§ SHORT TASK: For the records that follow, return only the count of lines containing the string "LONG".
* START *
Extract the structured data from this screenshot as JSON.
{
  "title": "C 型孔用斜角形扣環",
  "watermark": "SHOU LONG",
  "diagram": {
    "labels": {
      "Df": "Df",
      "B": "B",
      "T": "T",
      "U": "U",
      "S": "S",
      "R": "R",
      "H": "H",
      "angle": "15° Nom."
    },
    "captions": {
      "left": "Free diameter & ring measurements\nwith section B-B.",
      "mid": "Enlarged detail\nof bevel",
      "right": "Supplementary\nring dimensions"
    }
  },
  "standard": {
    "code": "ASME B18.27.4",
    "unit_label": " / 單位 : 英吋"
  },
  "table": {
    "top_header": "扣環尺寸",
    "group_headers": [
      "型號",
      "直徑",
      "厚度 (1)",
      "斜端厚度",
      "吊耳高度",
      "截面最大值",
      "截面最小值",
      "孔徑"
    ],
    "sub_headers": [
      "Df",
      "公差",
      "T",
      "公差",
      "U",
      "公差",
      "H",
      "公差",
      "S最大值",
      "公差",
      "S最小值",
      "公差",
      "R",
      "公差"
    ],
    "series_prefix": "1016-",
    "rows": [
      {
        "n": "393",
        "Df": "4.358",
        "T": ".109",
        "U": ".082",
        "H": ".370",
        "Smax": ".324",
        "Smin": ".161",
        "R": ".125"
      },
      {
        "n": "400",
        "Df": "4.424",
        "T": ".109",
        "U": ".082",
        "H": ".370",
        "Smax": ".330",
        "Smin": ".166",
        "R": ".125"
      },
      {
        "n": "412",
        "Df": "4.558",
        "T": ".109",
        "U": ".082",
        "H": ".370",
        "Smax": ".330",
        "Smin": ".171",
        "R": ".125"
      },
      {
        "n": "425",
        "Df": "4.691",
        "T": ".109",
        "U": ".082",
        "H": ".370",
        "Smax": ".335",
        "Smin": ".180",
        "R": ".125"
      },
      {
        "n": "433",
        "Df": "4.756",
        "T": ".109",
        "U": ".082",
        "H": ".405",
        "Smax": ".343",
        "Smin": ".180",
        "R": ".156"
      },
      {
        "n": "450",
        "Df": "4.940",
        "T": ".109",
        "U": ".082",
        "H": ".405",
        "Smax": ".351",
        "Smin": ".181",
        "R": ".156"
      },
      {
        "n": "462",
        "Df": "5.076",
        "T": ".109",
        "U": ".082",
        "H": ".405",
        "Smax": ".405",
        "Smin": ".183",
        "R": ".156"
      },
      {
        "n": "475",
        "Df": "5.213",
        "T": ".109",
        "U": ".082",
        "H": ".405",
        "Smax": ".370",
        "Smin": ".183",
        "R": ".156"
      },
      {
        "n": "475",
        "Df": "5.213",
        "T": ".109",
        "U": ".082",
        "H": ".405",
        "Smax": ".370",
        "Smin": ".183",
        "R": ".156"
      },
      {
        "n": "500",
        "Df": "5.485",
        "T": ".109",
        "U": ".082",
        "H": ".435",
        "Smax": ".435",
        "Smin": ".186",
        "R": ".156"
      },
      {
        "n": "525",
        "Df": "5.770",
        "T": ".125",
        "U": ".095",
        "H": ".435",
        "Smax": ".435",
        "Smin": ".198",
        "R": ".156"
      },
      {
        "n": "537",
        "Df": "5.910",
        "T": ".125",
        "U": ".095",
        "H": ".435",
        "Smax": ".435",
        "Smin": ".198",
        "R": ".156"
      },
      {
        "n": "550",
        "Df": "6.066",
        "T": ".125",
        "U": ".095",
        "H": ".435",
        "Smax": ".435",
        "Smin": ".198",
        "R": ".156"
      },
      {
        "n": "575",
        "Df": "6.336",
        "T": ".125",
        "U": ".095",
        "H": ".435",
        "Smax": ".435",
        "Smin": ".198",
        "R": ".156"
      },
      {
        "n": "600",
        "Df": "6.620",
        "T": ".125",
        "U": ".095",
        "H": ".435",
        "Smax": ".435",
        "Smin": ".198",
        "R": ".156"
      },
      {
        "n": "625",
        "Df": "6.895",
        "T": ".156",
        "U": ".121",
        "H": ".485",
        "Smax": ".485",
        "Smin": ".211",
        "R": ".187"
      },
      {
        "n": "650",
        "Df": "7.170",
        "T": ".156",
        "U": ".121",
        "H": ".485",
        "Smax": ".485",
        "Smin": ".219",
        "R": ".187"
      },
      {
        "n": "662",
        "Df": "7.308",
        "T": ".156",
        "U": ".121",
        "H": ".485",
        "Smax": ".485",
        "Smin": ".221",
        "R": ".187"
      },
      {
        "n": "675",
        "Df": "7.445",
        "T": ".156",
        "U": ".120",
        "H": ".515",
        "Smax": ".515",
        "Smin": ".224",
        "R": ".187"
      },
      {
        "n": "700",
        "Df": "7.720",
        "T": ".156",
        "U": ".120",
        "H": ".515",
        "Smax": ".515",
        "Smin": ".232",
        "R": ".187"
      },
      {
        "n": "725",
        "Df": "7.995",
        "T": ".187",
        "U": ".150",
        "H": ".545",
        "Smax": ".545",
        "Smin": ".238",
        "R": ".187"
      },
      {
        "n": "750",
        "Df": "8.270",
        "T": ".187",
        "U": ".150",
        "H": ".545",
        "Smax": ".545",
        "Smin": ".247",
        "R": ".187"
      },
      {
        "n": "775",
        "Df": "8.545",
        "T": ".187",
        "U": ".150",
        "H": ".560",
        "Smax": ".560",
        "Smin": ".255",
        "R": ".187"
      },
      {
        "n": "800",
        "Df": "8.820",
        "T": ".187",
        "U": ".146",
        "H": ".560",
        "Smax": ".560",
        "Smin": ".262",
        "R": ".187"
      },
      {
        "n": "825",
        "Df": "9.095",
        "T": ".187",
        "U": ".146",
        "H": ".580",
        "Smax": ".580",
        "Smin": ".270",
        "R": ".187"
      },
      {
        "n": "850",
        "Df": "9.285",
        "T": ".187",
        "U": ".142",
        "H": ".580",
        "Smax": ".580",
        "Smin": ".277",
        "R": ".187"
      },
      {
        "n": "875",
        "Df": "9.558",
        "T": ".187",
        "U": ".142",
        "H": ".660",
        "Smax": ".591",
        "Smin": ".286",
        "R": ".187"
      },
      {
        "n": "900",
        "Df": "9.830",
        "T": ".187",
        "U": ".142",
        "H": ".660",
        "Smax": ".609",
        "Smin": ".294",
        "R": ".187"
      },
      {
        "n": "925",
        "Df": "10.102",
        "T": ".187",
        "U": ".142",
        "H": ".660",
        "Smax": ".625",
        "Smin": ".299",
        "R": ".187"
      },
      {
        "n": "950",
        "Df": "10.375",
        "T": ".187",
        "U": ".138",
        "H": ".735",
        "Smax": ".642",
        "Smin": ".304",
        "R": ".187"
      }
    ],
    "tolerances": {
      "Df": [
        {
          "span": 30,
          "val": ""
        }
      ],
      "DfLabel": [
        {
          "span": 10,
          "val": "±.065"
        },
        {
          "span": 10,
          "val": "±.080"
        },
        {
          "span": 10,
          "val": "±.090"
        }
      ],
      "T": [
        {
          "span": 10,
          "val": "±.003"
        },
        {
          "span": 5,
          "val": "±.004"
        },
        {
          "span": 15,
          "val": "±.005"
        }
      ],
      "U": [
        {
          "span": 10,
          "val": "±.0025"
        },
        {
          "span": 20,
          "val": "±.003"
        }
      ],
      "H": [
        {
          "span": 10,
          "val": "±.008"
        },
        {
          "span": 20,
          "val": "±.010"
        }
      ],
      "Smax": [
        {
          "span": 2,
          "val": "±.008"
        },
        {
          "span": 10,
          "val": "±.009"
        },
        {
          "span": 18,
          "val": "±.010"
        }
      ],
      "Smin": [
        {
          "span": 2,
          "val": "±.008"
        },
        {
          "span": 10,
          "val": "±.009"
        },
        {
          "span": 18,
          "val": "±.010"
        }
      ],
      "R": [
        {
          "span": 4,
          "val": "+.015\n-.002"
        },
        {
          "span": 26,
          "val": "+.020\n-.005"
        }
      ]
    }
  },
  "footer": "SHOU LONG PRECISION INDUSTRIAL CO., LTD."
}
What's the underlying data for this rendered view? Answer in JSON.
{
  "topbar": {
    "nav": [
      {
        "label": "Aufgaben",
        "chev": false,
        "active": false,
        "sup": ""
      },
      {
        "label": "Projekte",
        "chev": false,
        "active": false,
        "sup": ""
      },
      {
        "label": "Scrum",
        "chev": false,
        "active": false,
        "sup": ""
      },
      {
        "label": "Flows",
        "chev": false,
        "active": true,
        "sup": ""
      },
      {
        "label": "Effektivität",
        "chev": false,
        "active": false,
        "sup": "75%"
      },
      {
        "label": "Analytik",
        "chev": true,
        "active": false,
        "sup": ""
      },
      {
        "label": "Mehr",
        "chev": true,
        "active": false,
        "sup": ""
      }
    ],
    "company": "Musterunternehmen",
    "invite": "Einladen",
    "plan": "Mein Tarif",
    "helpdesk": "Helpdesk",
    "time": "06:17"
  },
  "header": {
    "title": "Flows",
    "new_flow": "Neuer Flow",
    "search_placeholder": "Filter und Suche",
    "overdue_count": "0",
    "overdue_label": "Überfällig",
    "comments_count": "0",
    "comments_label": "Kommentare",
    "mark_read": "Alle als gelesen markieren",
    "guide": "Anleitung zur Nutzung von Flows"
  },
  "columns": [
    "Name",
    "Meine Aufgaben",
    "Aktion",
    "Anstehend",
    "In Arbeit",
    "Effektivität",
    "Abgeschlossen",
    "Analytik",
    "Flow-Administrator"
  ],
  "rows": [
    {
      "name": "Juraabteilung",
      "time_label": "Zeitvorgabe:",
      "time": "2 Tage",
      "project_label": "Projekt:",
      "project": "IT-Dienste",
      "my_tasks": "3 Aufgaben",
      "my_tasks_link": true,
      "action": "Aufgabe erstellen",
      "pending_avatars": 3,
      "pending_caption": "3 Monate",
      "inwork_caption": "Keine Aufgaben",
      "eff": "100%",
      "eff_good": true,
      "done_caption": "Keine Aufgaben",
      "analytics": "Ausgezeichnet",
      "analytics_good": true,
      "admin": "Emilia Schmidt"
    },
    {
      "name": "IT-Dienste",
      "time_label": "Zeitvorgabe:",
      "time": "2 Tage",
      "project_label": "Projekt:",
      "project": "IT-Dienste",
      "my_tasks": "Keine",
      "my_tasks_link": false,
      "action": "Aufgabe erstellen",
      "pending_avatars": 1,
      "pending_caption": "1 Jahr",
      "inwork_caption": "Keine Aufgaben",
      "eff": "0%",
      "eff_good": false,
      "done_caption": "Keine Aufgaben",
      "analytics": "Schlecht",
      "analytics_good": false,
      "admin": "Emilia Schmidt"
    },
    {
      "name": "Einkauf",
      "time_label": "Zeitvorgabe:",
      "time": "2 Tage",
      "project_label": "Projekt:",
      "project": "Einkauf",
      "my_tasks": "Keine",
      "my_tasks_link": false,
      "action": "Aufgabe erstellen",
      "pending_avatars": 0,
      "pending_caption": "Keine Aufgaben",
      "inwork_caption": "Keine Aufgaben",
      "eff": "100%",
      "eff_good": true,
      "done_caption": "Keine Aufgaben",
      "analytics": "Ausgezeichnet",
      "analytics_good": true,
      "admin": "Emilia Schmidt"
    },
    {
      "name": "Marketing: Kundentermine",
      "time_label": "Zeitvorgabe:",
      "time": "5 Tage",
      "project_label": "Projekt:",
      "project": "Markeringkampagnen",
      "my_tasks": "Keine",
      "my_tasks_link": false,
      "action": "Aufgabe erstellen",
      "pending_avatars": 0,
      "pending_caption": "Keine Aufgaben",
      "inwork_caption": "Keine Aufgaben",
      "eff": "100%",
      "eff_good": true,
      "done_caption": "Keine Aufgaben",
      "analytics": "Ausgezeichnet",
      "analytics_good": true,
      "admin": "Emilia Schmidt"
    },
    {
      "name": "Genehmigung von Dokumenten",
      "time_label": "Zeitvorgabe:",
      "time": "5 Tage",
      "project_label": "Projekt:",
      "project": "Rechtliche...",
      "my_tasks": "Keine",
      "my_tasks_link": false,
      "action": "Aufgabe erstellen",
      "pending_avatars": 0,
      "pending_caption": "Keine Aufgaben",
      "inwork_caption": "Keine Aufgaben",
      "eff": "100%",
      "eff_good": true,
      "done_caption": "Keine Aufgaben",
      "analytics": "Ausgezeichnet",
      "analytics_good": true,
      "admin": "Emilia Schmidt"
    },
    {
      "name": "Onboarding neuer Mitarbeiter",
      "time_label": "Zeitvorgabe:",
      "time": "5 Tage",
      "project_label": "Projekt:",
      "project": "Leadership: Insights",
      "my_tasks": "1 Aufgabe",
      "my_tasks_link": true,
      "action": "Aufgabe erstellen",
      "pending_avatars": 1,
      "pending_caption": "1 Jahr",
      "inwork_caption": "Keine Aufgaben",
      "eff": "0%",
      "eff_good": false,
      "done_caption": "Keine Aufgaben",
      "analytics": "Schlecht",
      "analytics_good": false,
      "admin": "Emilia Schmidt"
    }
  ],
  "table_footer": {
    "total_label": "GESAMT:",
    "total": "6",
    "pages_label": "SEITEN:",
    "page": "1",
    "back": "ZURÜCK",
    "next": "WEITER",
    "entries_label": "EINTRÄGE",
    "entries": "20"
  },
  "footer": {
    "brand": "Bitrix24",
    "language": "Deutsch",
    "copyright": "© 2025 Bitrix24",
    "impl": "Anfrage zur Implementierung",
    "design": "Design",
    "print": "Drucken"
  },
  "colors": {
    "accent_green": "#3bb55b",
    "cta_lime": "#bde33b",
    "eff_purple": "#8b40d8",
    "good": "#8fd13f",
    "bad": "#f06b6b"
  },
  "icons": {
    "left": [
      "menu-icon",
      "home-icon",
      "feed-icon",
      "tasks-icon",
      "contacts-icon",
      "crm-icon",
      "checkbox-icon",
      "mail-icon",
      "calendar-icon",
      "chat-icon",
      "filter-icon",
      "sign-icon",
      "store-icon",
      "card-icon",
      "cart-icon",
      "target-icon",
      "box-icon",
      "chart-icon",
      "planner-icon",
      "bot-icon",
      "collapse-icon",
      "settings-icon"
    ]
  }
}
* END *
§ SOLUTION TO THE EXERCISE: 2